Records excerpted from a collection:

....

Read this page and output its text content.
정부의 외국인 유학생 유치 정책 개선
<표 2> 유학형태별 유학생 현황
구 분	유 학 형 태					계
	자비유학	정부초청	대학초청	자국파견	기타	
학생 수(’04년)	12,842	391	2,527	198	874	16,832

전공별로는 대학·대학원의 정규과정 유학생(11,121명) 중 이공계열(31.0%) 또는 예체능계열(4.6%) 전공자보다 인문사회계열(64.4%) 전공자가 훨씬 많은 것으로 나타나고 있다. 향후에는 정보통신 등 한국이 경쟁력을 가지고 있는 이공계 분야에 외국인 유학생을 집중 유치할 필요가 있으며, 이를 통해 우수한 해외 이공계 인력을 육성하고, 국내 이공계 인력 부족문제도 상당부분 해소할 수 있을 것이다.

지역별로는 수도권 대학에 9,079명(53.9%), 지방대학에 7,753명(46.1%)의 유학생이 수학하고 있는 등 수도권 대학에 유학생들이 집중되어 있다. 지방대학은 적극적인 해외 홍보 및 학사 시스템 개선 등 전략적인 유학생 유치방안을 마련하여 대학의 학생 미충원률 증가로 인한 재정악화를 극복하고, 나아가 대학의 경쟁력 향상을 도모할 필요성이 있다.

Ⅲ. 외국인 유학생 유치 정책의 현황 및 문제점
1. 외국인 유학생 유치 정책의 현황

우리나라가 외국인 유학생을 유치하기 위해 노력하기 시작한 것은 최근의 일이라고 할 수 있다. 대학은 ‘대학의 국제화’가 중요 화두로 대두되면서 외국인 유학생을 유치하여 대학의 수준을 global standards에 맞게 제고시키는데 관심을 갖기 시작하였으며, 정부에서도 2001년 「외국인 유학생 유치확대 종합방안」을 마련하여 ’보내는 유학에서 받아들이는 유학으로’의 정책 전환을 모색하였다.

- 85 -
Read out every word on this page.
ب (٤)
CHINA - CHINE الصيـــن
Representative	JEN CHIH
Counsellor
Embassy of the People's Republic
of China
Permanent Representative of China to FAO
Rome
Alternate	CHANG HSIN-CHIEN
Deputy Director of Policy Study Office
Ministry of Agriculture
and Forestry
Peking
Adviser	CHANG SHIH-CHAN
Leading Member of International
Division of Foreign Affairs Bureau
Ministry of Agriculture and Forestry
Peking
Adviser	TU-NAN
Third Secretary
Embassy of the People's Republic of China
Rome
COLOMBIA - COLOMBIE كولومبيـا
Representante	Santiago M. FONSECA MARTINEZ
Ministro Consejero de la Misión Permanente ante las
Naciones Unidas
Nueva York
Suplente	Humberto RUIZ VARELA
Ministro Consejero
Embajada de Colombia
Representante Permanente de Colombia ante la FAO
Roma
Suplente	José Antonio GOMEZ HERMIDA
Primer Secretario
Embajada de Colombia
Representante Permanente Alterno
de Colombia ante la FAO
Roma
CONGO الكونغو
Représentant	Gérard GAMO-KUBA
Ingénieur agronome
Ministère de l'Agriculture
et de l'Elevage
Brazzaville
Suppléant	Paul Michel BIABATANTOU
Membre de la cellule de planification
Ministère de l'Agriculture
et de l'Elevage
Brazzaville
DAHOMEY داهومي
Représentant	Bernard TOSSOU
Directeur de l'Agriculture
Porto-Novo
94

....

What is expected: Locate the string "Permanente" in the listing above and copy every line where it occurs.

Answer to this problem:
Ministro Consejero de la Misión Permanente ante las
Representante Permanente de Colombia ante la FAO
Representante Permanente Alterno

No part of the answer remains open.